▶ _The input_:
################
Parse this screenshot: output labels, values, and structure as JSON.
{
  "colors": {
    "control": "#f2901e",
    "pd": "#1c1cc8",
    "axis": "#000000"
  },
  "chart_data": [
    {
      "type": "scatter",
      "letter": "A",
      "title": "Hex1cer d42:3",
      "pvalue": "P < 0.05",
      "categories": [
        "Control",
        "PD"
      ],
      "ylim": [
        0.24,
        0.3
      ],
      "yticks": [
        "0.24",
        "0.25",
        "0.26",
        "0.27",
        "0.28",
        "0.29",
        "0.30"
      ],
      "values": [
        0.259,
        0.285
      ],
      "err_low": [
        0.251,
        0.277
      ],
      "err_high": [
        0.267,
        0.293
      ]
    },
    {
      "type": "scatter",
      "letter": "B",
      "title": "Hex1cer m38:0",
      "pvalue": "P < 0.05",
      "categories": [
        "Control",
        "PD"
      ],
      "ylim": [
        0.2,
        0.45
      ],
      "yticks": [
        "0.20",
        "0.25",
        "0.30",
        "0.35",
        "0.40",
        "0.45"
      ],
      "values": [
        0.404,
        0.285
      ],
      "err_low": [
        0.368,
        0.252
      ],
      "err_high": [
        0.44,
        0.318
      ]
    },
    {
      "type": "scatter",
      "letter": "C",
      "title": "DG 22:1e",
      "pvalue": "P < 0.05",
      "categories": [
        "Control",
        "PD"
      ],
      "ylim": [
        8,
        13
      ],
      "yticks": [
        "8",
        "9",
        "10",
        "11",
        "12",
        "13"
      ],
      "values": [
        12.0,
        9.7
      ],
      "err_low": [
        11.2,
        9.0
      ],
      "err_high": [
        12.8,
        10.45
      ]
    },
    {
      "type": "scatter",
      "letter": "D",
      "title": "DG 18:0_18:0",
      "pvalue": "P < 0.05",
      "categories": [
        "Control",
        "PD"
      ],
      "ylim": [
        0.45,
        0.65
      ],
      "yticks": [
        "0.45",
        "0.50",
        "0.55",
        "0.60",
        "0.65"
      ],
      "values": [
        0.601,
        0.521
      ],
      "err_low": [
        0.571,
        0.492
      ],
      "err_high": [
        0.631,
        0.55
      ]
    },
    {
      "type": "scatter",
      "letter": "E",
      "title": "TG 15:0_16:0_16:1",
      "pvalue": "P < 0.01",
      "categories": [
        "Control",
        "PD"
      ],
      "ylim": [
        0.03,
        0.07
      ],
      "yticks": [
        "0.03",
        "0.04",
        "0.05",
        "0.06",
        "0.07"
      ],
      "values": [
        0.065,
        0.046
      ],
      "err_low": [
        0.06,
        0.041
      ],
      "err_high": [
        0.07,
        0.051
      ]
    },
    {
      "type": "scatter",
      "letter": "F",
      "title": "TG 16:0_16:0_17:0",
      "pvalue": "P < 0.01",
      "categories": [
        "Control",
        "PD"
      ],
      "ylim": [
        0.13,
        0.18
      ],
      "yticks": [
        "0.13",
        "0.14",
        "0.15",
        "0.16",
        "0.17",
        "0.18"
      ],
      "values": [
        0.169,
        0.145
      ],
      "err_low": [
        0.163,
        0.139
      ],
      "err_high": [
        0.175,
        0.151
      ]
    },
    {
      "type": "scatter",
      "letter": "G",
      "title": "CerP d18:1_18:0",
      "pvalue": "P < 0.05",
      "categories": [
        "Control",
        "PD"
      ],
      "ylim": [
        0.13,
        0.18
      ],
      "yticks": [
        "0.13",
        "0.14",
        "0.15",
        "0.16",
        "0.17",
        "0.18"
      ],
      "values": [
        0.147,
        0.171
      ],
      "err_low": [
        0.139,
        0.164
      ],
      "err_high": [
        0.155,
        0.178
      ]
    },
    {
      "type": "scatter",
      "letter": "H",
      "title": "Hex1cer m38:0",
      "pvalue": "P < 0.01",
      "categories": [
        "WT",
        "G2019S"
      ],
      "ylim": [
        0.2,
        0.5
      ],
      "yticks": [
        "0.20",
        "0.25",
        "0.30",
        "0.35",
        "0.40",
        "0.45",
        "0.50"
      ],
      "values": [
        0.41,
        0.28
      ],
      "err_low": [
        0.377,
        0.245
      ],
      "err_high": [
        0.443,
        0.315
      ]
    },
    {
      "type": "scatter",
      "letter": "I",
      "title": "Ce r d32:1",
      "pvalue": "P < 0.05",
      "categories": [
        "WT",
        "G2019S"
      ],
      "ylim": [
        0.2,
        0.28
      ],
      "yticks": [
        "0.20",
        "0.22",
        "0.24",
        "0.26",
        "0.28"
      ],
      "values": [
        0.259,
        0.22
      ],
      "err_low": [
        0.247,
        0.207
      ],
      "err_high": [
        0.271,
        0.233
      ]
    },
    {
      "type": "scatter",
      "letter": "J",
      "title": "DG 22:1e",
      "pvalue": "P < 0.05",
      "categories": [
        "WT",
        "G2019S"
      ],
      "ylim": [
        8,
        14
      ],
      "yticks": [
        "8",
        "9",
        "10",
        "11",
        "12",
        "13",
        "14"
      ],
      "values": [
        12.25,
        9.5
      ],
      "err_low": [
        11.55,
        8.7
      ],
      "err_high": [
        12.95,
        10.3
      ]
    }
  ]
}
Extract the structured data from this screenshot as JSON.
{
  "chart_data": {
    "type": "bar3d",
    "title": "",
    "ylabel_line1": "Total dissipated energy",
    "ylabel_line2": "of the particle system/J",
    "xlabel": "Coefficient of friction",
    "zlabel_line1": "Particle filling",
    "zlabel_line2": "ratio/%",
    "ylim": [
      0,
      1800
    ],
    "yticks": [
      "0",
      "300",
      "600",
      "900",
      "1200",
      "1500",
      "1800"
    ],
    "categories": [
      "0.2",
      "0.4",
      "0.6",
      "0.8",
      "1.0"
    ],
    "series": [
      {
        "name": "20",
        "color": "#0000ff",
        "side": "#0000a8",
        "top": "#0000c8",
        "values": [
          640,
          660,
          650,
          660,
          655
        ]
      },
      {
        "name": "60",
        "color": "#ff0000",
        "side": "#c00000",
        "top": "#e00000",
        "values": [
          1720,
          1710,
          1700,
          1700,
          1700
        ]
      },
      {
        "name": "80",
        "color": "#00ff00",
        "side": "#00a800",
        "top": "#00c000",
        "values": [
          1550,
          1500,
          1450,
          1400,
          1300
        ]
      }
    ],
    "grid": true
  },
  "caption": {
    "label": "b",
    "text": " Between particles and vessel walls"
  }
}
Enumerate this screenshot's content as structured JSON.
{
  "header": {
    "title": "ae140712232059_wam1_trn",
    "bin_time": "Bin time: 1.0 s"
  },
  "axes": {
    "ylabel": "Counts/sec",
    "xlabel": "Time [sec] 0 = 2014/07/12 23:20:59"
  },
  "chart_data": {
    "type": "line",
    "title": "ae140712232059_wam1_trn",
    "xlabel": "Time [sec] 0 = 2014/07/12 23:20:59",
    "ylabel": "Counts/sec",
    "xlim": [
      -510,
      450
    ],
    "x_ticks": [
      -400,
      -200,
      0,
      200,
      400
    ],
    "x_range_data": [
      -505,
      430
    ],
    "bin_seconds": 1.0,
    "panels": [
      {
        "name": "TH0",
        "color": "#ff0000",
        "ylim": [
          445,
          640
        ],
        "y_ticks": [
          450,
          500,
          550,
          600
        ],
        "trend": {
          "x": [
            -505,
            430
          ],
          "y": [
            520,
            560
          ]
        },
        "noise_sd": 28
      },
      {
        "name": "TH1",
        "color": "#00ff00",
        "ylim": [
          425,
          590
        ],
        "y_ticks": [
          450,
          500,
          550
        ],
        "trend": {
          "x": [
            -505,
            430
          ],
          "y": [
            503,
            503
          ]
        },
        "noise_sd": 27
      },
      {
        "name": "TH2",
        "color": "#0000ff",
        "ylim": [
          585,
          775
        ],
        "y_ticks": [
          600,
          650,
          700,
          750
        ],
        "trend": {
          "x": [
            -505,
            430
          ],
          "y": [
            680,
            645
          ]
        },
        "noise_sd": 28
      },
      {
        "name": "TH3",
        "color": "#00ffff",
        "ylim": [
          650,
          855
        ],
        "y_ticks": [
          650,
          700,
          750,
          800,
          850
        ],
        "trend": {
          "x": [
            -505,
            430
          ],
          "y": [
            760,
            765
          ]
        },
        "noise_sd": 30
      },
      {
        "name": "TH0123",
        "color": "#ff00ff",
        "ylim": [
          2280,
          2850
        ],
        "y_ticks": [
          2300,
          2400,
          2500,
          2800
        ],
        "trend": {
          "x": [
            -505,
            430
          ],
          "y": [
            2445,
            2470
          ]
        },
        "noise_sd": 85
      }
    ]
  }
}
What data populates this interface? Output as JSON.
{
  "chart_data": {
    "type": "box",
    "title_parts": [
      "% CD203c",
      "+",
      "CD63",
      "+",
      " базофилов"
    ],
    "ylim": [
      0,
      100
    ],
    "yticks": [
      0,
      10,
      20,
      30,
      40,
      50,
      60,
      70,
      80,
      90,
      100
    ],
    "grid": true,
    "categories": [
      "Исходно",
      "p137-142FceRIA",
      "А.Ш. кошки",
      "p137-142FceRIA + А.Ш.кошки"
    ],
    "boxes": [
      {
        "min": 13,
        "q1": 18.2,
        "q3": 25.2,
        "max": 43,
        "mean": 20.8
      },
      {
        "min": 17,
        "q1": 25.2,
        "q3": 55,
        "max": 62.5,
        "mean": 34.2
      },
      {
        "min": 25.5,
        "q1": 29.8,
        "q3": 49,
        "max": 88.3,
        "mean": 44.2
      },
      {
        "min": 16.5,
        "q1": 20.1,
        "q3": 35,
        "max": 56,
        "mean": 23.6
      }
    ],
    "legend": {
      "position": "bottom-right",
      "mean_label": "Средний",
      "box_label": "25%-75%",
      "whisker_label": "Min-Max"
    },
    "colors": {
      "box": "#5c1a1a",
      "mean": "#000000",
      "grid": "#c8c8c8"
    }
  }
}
################
▶ _Task to complete_:
List each line of the entries that holds the string "side".

▶ _Finished task_:
        "side": "#0000a8",
        "side": "#c00000",
        "side": "#00a800",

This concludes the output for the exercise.